[Data excerpts Boundary: Start]

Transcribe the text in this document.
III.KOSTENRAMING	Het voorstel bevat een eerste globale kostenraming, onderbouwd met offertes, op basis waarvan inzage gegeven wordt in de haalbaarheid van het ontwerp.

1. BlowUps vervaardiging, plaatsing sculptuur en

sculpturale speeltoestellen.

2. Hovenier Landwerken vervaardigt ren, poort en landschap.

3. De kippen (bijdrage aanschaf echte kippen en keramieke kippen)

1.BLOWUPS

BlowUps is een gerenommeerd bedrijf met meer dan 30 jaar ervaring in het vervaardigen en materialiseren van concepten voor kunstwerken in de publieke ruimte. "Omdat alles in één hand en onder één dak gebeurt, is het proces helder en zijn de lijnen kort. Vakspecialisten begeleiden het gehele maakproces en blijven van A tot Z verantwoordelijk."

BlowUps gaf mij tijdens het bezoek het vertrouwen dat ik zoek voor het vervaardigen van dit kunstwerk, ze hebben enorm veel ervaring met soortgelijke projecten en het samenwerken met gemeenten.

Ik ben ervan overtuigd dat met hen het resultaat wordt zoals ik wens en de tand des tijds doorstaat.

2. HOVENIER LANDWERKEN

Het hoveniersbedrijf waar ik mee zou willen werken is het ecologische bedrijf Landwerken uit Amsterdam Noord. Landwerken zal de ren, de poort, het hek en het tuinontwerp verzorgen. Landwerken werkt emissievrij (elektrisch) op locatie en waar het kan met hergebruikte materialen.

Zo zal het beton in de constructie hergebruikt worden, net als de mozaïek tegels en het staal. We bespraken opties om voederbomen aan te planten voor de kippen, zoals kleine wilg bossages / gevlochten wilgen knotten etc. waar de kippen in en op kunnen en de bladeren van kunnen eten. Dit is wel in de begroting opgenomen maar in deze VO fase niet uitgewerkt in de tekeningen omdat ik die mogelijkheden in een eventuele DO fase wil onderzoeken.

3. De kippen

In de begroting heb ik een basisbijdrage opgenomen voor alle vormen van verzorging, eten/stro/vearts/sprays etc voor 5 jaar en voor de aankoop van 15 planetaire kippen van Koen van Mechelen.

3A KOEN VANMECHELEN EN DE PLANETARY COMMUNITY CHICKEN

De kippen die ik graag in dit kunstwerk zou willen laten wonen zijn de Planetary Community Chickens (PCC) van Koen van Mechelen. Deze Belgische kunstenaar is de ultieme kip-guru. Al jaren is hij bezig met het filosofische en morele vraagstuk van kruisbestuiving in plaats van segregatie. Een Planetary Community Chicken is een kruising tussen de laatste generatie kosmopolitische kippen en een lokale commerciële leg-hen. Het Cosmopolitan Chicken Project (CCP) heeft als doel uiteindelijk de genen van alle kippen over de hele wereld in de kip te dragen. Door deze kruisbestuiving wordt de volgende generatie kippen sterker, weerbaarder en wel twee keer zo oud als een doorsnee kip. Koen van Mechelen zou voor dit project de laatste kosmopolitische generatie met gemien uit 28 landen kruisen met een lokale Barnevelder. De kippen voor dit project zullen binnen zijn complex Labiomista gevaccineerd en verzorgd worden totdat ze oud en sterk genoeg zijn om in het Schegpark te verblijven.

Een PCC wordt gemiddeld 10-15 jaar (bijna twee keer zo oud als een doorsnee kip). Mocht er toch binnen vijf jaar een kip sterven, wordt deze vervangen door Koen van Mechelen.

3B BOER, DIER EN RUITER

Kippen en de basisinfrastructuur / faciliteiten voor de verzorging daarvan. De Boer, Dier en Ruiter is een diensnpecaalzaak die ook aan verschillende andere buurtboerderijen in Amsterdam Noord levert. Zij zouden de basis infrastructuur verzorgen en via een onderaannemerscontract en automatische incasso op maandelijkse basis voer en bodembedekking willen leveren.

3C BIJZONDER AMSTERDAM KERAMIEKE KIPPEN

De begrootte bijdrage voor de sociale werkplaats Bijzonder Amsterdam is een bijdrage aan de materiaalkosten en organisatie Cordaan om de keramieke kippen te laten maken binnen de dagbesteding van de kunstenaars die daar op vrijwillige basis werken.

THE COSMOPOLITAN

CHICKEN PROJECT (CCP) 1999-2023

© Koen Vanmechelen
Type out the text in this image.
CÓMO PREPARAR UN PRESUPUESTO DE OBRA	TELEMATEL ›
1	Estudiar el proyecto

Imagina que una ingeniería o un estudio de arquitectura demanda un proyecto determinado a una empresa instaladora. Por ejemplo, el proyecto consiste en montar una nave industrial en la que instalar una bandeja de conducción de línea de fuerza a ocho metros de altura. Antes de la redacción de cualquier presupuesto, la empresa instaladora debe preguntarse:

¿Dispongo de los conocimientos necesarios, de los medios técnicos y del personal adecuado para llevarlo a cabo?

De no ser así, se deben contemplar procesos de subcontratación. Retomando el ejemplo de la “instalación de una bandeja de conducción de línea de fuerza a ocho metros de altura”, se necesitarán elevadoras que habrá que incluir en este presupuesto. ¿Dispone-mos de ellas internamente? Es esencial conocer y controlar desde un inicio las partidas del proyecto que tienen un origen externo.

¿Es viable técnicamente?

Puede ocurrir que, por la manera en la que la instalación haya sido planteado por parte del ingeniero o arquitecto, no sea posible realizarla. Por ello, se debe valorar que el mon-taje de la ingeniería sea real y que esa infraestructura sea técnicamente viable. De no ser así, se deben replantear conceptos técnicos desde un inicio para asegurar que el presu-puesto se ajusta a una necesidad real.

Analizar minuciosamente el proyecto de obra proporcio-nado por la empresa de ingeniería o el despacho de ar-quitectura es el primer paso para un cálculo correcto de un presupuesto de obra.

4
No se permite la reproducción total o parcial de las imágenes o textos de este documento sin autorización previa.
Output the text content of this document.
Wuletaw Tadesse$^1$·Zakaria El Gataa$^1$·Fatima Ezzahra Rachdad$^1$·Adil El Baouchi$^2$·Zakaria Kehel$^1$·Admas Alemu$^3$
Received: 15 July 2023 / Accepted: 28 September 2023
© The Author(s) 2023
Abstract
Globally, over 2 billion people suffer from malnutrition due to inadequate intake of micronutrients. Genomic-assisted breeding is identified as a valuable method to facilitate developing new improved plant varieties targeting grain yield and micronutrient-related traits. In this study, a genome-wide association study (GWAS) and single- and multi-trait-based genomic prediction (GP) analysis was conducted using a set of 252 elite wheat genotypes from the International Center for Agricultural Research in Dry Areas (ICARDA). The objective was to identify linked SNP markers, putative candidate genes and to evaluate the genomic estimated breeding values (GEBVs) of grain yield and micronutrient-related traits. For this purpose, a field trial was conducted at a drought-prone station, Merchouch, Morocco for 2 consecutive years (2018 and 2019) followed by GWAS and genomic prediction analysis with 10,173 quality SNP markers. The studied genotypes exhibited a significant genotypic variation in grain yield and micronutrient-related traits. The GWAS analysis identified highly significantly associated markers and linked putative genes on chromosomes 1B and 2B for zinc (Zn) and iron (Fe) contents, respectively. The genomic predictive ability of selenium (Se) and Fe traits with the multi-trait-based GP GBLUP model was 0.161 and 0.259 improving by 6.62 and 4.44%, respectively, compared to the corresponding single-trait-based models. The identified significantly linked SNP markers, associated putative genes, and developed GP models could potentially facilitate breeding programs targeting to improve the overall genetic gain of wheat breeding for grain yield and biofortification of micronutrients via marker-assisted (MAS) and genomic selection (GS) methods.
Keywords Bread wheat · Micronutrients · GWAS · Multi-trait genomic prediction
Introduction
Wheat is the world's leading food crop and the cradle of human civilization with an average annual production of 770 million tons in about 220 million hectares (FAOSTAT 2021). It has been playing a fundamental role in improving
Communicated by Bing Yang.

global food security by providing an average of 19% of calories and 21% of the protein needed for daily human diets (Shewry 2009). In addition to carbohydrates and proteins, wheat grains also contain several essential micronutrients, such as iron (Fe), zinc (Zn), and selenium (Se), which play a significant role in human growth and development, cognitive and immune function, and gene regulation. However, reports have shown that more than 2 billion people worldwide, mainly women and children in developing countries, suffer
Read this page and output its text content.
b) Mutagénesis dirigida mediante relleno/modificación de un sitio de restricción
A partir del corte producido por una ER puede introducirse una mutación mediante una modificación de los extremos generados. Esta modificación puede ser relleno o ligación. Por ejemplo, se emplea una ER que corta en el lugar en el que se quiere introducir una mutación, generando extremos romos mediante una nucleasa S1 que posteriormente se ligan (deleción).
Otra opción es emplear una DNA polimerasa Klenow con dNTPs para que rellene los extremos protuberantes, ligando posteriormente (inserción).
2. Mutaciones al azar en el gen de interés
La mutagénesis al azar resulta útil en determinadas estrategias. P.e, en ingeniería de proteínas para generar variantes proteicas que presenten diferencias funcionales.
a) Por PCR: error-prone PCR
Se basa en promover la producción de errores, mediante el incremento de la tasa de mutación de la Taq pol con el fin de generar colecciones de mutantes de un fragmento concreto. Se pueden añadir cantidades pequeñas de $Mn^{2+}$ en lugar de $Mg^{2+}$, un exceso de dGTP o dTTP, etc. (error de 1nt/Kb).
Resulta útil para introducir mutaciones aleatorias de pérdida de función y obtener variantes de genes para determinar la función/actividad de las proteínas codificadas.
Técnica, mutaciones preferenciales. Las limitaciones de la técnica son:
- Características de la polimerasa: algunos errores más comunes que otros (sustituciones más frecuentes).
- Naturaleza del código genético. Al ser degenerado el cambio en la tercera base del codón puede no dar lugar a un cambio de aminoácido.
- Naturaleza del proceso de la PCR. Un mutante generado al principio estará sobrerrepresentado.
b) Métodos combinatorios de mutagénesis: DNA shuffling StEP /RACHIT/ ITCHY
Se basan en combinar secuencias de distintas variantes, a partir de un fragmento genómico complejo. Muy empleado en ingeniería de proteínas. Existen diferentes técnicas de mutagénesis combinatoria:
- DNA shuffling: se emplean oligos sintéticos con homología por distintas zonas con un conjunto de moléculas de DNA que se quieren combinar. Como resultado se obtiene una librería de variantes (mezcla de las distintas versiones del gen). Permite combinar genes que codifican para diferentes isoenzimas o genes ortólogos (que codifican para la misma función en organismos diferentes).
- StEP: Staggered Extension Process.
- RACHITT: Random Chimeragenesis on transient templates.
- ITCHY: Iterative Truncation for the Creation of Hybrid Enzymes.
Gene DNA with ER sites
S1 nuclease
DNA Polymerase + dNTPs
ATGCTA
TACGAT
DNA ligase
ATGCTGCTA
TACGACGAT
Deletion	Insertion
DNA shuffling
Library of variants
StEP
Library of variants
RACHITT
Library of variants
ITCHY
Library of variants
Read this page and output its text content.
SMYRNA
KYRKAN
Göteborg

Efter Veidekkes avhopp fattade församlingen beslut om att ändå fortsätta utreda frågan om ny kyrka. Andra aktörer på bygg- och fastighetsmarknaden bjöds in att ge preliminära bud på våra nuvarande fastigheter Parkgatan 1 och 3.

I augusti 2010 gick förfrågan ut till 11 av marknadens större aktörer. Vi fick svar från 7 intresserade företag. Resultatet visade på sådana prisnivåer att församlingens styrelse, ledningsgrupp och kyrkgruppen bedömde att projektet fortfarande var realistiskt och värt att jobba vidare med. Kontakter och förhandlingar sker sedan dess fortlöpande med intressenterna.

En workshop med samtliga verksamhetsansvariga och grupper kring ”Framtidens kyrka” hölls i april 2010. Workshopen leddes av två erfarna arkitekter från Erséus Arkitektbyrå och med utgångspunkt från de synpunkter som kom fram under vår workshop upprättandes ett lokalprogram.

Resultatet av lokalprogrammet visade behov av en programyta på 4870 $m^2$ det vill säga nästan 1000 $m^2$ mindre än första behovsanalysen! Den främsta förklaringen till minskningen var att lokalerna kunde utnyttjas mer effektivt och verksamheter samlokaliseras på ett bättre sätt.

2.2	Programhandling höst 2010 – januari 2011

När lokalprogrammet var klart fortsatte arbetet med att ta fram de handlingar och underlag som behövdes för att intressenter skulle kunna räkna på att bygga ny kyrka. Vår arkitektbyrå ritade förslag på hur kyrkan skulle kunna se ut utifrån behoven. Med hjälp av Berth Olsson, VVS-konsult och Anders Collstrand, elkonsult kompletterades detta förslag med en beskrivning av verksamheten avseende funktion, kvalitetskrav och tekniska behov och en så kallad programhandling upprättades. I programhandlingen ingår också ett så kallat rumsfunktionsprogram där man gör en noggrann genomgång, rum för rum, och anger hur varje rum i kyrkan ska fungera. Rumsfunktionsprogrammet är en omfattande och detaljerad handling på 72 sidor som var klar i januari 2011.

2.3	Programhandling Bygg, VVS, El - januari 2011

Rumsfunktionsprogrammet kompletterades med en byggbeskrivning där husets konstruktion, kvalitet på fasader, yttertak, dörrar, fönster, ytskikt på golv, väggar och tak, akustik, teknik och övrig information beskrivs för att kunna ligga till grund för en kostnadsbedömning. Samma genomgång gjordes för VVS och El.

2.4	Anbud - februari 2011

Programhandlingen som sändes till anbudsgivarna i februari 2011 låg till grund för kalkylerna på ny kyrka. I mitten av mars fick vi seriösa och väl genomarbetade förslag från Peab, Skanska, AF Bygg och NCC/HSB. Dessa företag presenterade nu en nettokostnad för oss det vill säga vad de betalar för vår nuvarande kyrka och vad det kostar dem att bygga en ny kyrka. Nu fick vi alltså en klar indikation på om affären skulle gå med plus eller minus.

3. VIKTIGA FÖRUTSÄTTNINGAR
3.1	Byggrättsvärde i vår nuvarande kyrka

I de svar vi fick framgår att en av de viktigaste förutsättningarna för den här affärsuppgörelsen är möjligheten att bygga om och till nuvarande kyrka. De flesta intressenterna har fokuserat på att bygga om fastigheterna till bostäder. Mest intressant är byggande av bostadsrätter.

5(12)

[Data excerpts Boundary: End]

**Task goal**
In the listing, how many lines have the word "Rumsfunktionsprogrammet"? Write only that number.

**Written solution**
2